* [GOAL OF THE EXERCISE] In the passage on tuberculosis treatment, substitute "sanatoriums" for "sanitaria" and write out the text between "In 1949 streptomycin" and "sanitaria however (Sherman).", inclusive.

* [SOURCE EXTRACT]
--- START ---

In 1949 streptomycin resistant TB bacilli were treated with para-amino salicylic acid (PAS), and in 1952 isoniazid, a drug first synthesized from coal tar in 1912, became the mainstay in the treatment of drug resistant TB. Isoniazid also blocks the synthesis of mycoliac acids, which are the main constituent of the waxy wall of M. tuberculosis. Streptomycin and other drugs did not eradicate TB; they did effectively eliminate sanitaria however (Sherman).
In 1963, rifampin was introduced as a treatment. To minimize the emergence of drug resistance, patients are treated with a drug cocktail, called MDT (multiple-drug therapy).  Currently the most commonly used treatment regimen is isoniazid, rifampin, and pyrazinamide.  More than eighty-five percent of patients who receive both isoniazid and rifampin have negative sputum cultures within two months after the intitiation of treatment (Sherman).

--- END ---

* [ENTRIES SUPPLIED]
--- START ---

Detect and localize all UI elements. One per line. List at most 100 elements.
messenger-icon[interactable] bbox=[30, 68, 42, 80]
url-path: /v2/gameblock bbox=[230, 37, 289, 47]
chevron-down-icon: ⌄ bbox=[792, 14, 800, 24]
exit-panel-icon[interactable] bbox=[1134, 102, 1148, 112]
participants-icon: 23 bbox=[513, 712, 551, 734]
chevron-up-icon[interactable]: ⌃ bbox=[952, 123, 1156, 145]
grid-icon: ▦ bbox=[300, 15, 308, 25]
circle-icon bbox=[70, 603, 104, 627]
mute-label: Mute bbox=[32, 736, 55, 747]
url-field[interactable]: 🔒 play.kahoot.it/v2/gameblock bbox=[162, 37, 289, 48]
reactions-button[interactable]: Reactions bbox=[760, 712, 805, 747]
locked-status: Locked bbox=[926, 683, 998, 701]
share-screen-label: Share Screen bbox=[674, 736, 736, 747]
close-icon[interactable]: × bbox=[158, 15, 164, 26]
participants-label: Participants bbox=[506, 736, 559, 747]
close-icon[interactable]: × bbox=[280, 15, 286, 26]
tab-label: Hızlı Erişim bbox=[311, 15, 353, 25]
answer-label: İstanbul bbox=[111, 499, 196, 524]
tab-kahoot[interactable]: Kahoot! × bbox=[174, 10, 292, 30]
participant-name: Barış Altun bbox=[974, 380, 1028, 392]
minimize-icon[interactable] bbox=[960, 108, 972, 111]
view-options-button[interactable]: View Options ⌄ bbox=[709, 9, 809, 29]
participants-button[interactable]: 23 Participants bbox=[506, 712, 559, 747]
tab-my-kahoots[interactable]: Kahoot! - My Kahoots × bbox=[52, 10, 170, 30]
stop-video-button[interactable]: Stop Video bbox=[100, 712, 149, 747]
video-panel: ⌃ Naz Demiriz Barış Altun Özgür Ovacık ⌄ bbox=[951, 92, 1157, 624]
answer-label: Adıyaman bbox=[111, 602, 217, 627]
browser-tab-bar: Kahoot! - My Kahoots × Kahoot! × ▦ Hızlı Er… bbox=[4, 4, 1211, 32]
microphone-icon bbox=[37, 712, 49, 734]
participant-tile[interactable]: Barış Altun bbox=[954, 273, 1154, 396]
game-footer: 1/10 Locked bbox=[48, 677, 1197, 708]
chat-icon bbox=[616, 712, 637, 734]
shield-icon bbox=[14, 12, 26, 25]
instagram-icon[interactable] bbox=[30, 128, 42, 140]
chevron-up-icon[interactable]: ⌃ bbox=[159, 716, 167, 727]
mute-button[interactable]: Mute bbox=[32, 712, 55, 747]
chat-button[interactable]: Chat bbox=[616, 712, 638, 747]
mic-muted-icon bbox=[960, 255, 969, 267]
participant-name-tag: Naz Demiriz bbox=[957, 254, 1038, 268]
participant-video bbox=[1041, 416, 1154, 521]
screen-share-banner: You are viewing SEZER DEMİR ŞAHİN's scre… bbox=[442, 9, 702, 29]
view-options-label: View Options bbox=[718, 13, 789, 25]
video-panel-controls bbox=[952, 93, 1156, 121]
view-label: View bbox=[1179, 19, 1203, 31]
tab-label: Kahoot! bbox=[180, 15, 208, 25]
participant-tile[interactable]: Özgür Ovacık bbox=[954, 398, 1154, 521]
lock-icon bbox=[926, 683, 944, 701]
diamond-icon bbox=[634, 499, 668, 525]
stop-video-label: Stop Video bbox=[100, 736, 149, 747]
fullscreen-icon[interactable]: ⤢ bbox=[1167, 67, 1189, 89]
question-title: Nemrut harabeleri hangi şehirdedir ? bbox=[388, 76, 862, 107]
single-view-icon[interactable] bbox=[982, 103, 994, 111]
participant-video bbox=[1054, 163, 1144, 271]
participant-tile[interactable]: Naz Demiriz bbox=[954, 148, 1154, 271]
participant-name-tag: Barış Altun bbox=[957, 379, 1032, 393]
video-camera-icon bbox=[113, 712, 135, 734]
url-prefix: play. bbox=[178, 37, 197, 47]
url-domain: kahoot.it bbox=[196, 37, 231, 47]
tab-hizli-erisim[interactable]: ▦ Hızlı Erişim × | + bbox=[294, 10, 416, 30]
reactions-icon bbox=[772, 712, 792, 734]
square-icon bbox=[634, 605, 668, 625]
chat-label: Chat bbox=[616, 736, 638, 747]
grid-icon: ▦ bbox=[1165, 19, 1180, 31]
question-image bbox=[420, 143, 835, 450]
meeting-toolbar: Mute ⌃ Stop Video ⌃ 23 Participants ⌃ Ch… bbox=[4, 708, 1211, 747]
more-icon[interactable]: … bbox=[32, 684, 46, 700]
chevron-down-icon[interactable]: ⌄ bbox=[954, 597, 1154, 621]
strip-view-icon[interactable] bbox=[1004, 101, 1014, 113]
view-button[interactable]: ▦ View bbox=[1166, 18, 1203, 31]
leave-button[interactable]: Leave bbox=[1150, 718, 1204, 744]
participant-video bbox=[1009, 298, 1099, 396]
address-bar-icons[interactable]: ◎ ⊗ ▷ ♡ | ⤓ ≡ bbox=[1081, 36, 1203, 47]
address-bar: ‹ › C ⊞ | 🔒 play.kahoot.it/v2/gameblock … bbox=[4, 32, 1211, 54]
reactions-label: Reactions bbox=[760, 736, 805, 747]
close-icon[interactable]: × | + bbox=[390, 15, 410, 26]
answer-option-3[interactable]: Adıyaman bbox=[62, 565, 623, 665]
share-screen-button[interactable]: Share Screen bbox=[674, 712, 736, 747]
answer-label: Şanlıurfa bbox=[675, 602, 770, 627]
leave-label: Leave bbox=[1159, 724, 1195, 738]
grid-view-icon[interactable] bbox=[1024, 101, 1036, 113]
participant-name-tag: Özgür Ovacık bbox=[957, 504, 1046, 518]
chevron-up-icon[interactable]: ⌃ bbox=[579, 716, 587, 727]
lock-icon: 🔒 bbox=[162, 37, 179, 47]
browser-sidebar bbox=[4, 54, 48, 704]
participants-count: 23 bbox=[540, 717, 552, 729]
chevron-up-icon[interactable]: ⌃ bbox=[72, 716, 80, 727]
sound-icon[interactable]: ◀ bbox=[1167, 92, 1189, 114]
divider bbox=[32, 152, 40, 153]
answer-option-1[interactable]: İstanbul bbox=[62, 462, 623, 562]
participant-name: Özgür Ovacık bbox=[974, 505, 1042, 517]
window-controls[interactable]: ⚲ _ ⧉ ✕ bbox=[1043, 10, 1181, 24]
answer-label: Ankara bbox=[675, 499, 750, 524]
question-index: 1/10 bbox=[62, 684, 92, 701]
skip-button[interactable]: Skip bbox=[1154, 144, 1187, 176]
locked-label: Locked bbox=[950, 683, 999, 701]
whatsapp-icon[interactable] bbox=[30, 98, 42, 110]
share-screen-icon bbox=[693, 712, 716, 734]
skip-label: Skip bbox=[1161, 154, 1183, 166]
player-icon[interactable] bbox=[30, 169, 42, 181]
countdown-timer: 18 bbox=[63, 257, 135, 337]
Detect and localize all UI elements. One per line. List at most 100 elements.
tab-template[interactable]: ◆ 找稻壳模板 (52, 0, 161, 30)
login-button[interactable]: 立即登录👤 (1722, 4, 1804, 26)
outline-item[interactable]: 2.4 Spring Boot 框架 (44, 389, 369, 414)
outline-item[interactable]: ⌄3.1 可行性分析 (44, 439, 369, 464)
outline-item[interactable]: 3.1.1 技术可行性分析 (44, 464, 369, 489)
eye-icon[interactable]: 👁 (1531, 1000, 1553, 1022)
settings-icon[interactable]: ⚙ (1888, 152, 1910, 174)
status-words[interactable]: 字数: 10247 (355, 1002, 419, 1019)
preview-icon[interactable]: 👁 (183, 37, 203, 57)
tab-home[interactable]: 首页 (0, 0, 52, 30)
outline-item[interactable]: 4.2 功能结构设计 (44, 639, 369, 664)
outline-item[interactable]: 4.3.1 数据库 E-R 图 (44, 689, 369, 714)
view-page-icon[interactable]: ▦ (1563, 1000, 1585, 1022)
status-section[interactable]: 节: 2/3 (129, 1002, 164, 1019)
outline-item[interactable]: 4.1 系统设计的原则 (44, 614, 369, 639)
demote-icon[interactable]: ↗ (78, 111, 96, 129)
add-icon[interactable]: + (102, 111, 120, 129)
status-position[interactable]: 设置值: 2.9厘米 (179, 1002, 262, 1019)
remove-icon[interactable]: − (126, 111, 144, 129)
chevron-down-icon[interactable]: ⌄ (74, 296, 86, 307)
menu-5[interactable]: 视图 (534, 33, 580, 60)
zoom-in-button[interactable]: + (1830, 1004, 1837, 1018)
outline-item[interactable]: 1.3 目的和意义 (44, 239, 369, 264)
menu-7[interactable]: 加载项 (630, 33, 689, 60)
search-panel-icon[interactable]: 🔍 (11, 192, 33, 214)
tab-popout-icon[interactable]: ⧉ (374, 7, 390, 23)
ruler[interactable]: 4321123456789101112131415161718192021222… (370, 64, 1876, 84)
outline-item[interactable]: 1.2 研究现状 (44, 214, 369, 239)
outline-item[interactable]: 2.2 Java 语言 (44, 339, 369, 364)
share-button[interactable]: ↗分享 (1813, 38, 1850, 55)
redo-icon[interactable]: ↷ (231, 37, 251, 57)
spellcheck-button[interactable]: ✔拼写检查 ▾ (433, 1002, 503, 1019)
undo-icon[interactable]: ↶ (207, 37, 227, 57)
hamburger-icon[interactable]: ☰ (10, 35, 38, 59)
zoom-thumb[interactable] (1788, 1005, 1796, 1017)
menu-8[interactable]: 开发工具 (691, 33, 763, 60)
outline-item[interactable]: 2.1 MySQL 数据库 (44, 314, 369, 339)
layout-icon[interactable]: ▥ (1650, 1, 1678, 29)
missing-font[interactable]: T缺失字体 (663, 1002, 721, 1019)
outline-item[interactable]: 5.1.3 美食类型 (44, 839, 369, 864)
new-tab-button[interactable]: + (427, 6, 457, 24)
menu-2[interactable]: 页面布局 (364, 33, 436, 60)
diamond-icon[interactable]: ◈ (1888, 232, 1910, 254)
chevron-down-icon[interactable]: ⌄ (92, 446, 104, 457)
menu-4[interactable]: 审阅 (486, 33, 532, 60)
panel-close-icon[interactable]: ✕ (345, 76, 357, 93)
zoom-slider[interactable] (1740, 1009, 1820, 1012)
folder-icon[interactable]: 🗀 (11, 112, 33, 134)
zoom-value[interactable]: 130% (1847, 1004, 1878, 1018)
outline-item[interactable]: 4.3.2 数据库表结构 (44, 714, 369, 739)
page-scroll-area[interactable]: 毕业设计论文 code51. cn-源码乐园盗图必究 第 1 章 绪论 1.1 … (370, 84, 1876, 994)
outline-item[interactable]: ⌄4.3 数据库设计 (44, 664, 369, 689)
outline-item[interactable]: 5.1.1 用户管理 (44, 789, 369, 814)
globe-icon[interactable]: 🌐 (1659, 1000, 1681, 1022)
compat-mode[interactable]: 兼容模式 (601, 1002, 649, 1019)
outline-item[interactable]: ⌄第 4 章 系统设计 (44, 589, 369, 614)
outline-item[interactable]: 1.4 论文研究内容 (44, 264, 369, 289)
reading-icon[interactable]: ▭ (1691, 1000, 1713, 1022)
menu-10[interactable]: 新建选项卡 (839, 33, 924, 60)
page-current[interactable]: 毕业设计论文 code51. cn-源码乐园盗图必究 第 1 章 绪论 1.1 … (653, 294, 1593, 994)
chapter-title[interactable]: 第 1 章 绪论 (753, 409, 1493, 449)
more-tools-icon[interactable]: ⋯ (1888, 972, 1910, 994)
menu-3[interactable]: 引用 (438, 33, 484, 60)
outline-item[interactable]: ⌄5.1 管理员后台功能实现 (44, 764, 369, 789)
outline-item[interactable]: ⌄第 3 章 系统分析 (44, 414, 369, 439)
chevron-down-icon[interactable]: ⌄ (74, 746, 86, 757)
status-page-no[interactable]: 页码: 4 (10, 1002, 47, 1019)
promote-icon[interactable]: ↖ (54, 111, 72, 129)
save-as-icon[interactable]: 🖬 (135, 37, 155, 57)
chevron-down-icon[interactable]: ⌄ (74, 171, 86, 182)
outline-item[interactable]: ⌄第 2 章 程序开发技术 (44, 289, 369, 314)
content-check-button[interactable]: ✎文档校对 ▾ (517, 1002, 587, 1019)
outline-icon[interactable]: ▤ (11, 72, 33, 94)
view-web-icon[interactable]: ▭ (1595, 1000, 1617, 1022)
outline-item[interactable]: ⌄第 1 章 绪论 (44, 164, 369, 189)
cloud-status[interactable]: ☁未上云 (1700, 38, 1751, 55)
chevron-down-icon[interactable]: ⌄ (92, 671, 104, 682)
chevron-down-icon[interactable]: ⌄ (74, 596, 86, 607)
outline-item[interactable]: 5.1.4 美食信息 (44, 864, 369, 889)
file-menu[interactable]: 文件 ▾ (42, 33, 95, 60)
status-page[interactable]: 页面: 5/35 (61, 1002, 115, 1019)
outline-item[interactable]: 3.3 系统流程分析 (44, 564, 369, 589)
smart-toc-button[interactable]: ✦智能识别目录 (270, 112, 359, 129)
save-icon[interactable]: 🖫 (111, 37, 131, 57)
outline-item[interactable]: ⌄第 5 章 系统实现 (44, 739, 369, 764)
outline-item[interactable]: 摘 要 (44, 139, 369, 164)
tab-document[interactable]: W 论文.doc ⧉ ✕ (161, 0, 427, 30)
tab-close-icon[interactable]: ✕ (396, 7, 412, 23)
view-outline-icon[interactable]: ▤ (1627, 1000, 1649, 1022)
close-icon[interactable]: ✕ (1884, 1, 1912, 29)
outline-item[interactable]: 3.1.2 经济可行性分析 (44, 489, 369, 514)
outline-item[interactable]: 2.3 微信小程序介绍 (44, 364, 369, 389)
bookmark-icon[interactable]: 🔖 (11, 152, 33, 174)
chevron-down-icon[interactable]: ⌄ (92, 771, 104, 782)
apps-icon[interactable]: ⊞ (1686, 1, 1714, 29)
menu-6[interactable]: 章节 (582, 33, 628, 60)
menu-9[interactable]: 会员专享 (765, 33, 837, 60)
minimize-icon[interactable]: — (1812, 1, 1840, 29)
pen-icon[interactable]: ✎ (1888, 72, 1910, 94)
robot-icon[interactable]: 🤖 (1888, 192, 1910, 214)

--- END ---

* [RESPONSE]
In 1949 streptomycin resistant TB bacilli were treated with para-amino salicylic acid (PAS), and in 1952 isoniazid, a drug first synthesized from coal tar in 1912, became the mainstay in the treatment of drug resistant TB. Isoniazid also blocks the synthesis of mycoliac acids, which are the main constituent of the waxy wall of M. tuberculosis. Streptomycin and other drugs did not eradicate TB; they did effectively eliminate sanatoriums however (Sherman).